**Work to do**
Wherever the string "intercept" appears in the listing, copy that line.

**Records shown**
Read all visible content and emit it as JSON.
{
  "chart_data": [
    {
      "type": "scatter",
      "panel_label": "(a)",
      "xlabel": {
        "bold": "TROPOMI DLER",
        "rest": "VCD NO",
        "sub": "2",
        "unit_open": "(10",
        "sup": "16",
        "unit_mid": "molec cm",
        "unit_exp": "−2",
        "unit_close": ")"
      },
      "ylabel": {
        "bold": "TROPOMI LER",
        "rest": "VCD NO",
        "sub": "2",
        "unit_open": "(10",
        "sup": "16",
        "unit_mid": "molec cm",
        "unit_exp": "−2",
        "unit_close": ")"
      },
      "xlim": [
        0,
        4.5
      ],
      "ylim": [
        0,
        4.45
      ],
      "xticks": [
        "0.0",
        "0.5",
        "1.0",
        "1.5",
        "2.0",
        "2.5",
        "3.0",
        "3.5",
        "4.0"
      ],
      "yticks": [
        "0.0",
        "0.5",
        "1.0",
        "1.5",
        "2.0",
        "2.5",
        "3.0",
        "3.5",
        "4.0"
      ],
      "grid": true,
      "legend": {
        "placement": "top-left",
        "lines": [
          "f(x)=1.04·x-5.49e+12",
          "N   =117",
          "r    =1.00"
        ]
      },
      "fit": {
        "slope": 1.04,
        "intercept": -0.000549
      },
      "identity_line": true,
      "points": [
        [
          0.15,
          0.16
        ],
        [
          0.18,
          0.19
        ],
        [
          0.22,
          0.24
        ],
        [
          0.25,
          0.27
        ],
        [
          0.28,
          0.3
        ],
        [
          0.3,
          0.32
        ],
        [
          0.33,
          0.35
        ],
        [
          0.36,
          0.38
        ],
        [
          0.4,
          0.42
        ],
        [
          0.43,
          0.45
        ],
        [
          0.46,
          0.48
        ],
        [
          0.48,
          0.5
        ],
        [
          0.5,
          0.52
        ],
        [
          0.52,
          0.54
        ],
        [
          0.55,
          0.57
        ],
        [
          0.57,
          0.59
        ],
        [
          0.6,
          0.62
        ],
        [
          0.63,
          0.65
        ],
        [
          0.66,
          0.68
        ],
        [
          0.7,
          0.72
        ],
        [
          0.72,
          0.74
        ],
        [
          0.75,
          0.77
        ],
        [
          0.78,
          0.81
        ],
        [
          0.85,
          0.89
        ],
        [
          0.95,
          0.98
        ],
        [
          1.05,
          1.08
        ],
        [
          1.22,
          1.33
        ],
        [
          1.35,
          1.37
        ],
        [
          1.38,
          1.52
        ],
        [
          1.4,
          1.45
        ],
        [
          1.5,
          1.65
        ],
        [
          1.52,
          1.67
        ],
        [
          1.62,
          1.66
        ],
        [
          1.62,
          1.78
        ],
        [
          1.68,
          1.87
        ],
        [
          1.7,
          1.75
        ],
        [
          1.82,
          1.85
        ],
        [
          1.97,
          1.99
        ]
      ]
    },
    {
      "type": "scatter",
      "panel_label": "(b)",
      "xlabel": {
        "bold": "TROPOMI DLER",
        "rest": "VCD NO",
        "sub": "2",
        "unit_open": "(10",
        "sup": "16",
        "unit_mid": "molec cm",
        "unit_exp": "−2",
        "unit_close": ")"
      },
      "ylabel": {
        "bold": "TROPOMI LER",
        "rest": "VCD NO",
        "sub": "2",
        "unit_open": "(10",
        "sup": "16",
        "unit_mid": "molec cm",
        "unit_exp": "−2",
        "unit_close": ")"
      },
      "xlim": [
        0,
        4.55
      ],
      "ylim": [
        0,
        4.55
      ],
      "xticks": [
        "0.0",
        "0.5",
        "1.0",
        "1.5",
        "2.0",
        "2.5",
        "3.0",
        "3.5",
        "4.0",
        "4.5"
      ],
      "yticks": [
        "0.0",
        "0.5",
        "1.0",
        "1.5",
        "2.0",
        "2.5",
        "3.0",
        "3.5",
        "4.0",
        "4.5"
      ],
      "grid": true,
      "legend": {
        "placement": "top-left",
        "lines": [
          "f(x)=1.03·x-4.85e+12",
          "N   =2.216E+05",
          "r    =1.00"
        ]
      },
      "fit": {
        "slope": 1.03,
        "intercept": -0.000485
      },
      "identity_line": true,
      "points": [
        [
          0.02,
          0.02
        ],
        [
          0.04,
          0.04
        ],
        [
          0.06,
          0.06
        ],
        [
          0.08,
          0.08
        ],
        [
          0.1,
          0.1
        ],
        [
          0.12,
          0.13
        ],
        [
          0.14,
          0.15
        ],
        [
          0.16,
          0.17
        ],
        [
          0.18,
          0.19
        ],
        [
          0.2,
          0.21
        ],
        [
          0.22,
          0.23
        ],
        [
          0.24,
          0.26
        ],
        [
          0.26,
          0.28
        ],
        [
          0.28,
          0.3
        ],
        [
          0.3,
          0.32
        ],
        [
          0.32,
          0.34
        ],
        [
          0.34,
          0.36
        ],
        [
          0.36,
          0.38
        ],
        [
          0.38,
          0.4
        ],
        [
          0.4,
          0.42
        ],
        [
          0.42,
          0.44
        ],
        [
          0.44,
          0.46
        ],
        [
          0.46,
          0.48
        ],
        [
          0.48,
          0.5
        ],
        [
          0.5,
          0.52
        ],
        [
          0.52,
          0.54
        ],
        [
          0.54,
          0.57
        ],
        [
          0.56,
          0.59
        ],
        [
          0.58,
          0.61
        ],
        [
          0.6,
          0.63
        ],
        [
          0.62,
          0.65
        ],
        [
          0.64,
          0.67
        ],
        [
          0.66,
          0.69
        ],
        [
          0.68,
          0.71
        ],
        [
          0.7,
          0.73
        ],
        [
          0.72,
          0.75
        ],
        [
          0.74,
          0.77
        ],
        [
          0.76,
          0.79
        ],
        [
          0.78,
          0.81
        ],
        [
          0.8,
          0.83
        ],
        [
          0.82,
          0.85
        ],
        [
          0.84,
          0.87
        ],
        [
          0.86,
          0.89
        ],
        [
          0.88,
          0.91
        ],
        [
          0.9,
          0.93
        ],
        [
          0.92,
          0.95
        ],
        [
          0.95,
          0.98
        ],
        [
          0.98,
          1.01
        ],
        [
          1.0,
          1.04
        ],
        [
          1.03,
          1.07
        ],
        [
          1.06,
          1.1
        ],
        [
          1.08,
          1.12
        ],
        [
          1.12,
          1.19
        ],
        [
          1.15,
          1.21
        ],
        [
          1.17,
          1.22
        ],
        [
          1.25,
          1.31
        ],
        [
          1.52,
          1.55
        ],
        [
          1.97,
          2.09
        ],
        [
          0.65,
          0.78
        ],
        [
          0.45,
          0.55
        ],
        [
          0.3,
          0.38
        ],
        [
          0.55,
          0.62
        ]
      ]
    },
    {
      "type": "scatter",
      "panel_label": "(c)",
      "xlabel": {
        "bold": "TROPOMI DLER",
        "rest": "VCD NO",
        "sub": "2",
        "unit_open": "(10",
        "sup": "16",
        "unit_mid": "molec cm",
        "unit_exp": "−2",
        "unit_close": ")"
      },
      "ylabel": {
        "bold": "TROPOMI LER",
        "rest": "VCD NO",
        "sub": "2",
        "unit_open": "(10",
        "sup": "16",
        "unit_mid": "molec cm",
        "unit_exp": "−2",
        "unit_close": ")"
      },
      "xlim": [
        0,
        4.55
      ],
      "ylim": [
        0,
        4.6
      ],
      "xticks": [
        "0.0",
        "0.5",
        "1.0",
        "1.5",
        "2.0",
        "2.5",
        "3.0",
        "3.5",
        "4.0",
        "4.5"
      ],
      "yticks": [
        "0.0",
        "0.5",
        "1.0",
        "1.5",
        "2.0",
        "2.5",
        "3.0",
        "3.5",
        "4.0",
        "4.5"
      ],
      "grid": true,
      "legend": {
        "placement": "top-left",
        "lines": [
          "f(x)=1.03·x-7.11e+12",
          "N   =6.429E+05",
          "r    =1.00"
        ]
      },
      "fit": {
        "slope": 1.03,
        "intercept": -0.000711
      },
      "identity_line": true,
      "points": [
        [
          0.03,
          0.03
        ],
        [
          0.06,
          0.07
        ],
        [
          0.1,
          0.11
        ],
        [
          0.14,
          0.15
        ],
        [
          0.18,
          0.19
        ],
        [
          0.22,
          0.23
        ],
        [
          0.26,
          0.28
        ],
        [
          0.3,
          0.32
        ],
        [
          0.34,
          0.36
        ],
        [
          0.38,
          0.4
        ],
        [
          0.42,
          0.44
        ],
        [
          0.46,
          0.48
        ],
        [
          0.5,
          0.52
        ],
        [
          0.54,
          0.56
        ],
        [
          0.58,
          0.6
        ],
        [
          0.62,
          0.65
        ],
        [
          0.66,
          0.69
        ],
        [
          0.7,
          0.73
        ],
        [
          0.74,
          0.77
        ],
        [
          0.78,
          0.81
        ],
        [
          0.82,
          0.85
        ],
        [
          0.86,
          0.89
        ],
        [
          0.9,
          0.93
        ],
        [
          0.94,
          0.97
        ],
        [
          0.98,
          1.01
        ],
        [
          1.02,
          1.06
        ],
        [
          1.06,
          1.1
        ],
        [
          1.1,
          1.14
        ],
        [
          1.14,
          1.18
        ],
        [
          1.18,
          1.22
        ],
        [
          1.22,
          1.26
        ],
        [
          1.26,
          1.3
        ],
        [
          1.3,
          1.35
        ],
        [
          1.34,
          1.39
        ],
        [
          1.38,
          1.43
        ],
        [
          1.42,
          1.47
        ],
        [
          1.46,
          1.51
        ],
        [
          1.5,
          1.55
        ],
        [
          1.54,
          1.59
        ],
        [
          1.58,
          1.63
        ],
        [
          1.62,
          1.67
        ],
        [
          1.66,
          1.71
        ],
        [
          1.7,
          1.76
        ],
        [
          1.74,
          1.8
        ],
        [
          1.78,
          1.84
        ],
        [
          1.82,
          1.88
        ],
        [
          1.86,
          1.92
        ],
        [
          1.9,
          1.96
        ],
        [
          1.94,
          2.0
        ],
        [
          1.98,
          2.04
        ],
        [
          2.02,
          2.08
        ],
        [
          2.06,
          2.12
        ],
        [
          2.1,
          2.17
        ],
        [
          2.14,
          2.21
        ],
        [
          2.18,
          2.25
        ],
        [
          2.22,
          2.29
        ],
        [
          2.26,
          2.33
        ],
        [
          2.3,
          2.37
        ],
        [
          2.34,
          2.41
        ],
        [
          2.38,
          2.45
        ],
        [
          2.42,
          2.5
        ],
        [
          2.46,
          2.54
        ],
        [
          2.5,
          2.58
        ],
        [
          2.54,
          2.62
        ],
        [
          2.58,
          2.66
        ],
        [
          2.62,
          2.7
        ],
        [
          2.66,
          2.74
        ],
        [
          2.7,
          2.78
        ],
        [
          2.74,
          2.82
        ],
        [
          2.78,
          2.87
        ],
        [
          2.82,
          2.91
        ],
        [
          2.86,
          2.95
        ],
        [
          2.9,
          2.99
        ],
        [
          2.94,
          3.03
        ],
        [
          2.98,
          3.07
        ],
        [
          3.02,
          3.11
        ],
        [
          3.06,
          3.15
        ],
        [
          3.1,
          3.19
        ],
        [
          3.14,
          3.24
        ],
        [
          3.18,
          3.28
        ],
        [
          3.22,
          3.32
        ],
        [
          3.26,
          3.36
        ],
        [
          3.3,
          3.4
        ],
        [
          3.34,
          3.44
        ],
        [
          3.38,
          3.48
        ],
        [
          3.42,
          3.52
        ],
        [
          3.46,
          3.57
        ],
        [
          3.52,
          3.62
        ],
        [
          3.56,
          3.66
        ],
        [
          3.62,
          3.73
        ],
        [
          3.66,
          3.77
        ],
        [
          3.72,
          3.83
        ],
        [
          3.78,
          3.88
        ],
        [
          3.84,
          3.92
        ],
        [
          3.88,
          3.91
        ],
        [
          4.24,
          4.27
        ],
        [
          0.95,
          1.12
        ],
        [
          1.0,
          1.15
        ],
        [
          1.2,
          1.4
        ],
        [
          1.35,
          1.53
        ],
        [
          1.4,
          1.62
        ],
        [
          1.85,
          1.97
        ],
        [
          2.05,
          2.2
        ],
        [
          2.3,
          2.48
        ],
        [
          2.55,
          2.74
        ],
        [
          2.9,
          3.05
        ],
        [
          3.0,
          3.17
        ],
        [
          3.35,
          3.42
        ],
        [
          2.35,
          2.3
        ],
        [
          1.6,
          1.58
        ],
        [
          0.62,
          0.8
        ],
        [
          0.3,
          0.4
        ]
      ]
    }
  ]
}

**Answer for the task**
        "intercept": -0.000549
        "intercept": -0.000485
        "intercept": -0.000711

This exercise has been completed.